The problem => Quote the whole listing word for word, please.

>> START

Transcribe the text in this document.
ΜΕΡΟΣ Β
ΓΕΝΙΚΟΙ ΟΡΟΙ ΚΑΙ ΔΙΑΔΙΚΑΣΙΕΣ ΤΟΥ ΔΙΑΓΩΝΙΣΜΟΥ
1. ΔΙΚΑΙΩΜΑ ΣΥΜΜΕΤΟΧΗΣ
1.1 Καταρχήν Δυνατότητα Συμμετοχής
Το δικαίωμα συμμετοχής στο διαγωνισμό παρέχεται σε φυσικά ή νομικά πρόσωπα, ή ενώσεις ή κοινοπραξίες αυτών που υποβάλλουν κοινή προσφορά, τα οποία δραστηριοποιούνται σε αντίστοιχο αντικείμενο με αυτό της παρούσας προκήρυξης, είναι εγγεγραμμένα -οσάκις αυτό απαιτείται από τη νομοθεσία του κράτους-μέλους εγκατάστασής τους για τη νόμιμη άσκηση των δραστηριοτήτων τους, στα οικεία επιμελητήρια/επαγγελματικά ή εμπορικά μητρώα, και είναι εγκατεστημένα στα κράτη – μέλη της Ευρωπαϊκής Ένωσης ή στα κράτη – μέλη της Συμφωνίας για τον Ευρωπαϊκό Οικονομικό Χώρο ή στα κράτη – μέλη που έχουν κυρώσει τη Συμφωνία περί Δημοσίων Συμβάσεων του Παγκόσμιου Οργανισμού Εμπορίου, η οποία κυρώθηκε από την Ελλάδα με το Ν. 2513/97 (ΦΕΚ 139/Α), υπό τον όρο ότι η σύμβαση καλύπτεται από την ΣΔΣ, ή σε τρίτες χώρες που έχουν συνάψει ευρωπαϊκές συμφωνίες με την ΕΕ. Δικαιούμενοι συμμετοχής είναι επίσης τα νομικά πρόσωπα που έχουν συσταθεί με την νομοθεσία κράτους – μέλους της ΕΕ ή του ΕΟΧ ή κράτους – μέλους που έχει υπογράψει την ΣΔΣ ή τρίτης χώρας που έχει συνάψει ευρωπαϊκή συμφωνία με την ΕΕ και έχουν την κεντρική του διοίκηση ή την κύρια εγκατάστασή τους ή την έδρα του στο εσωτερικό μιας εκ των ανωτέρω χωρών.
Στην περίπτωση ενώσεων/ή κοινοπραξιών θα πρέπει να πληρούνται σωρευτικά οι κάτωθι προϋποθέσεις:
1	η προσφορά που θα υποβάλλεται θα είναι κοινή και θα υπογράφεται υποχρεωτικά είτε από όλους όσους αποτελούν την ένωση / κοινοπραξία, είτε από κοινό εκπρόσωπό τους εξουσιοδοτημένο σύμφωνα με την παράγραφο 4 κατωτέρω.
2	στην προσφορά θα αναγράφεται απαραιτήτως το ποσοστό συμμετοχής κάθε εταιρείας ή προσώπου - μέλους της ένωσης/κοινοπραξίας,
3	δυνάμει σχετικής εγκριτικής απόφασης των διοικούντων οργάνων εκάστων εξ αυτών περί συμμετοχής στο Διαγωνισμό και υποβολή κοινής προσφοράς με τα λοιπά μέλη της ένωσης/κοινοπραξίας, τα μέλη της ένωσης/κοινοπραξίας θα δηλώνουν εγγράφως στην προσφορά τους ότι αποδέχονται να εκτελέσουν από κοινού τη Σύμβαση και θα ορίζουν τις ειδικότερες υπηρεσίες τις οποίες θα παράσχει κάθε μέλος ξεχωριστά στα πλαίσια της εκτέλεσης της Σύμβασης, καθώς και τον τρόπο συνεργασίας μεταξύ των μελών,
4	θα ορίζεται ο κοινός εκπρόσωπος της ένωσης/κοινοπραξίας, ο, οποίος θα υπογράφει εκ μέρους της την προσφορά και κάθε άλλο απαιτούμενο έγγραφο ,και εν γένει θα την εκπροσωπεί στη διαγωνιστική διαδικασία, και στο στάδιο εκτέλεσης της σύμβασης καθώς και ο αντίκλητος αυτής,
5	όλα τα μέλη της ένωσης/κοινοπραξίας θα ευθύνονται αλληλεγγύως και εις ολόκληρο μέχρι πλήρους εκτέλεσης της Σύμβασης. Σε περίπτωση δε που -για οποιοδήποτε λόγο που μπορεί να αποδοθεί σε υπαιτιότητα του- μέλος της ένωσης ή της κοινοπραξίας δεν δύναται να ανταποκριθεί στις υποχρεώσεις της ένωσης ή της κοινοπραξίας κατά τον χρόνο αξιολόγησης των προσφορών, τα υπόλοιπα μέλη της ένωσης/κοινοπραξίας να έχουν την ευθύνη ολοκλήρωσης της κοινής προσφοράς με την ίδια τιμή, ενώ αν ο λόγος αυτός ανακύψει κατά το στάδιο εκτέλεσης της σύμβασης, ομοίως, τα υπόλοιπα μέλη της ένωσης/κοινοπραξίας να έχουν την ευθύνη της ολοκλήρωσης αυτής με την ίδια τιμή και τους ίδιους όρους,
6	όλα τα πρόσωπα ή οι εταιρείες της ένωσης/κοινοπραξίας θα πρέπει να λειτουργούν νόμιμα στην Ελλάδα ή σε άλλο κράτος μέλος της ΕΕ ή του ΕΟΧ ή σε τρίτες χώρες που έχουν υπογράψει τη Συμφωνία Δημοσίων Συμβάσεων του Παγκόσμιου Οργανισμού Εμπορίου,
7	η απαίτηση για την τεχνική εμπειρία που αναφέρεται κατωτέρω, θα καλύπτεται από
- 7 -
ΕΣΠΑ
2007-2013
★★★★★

>> END

Exercise output =>
Transcribe the text in this document.
ΜΕΡΟΣ Β
ΓΕΝΙΚΟΙ ΟΡΟΙ ΚΑΙ ΔΙΑΔΙΚΑΣΙΕΣ ΤΟΥ ΔΙΑΓΩΝΙΣΜΟΥ
1. ΔΙΚΑΙΩΜΑ ΣΥΜΜΕΤΟΧΗΣ
1.1 Καταρχήν Δυνατότητα Συμμετοχής
Το δικαίωμα συμμετοχής στο διαγωνισμό παρέχεται σε φυσικά ή νομικά πρόσωπα, ή ενώσεις ή κοινοπραξίες αυτών που υποβάλλουν κοινή προσφορά, τα οποία δραστηριοποιούνται σε αντίστοιχο αντικείμενο με αυτό της παρούσας προκήρυξης, είναι εγγεγραμμένα -οσάκις αυτό απαιτείται από τη νομοθεσία του κράτους-μέλους εγκατάστασής τους για τη νόμιμη άσκηση των δραστηριοτήτων τους, στα οικεία επιμελητήρια/επαγγελματικά ή εμπορικά μητρώα, και είναι εγκατεστημένα στα κράτη – μέλη της Ευρωπαϊκής Ένωσης ή στα κράτη – μέλη της Συμφωνίας για τον Ευρωπαϊκό Οικονομικό Χώρο ή στα κράτη – μέλη που έχουν κυρώσει τη Συμφωνία περί Δημοσίων Συμβάσεων του Παγκόσμιου Οργανισμού Εμπορίου, η οποία κυρώθηκε από την Ελλάδα με το Ν. 2513/97 (ΦΕΚ 139/Α), υπό τον όρο ότι η σύμβαση καλύπτεται από την ΣΔΣ, ή σε τρίτες χώρες που έχουν συνάψει ευρωπαϊκές συμφωνίες με την ΕΕ. Δικαιούμενοι συμμετοχής είναι επίσης τα νομικά πρόσωπα που έχουν συσταθεί με την νομοθεσία κράτους – μέλους της ΕΕ ή του ΕΟΧ ή κράτους – μέλους που έχει υπογράψει την ΣΔΣ ή τρίτης χώρας που έχει συνάψει ευρωπαϊκή συμφωνία με την ΕΕ και έχουν την κεντρική του διοίκηση ή την κύρια εγκατάστασή τους ή την έδρα του στο εσωτερικό μιας εκ των ανωτέρω χωρών.
Στην περίπτωση ενώσεων/ή κοινοπραξιών θα πρέπει να πληρούνται σωρευτικά οι κάτωθι προϋποθέσεις:
1	η προσφορά που θα υποβάλλεται θα είναι κοινή και θα υπογράφεται υποχρεωτικά είτε από όλους όσους αποτελούν την ένωση / κοινοπραξία, είτε από κοινό εκπρόσωπό τους εξουσιοδοτημένο σύμφωνα με την παράγραφο 4 κατωτέρω.
2	στην προσφορά θα αναγράφεται απαραιτήτως το ποσοστό συμμετοχής κάθε εταιρείας ή προσώπου - μέλους της ένωσης/κοινοπραξίας,
3	δυνάμει σχετικής εγκριτικής απόφασης των διοικούντων οργάνων εκάστων εξ αυτών περί συμμετοχής στο Διαγωνισμό και υποβολή κοινής προσφοράς με τα λοιπά μέλη της ένωσης/κοινοπραξίας, τα μέλη της ένωσης/κοινοπραξίας θα δηλώνουν εγγράφως στην προσφορά τους ότι αποδέχονται να εκτελέσουν από κοινού τη Σύμβαση και θα ορίζουν τις ειδικότερες υπηρεσίες τις οποίες θα παράσχει κάθε μέλος ξεχωριστά στα πλαίσια της εκτέλεσης της Σύμβασης, καθώς και τον τρόπο συνεργασίας μεταξύ των μελών,
4	θα ορίζεται ο κοινός εκπρόσωπος της ένωσης/κοινοπραξίας, ο, οποίος θα υπογράφει εκ μέρους της την προσφορά και κάθε άλλο απαιτούμενο έγγραφο ,και εν γένει θα την εκπροσωπεί στη διαγωνιστική διαδικασία, και στο στάδιο εκτέλεσης της σύμβασης καθώς και ο αντίκλητος αυτής,
5	όλα τα μέλη της ένωσης/κοινοπραξίας θα ευθύνονται αλληλεγγύως και εις ολόκληρο μέχρι πλήρους εκτέλεσης της Σύμβασης. Σε περίπτωση δε που -για οποιοδήποτε λόγο που μπορεί να αποδοθεί σε υπαιτιότητα του- μέλος της ένωσης ή της κοινοπραξίας δεν δύναται να ανταποκριθεί στις υποχρεώσεις της ένωσης ή της κοινοπραξίας κατά τον χρόνο αξιολόγησης των προσφορών, τα υπόλοιπα μέλη της ένωσης/κοινοπραξίας να έχουν την ευθύνη ολοκλήρωσης της κοινής προσφοράς με την ίδια τιμή, ενώ αν ο λόγος αυτός ανακύψει κατά το στάδιο εκτέλεσης της σύμβασης, ομοίως, τα υπόλοιπα μέλη της ένωσης/κοινοπραξίας να έχουν την ευθύνη της ολοκλήρωσης αυτής με την ίδια τιμή και τους ίδιους όρους,
6	όλα τα πρόσωπα ή οι εταιρείες της ένωσης/κοινοπραξίας θα πρέπει να λειτουργούν νόμιμα στην Ελλάδα ή σε άλλο κράτος μέλος της ΕΕ ή του ΕΟΧ ή σε τρίτες χώρες που έχουν υπογράψει τη Συμφωνία Δημοσίων Συμβάσεων του Παγκόσμιου Οργανισμού Εμπορίου,
7	η απαίτηση για την τεχνική εμπειρία που αναφέρεται κατωτέρω, θα καλύπτεται από
- 7 -
ΕΣΠΑ
2007-2013
★★★★★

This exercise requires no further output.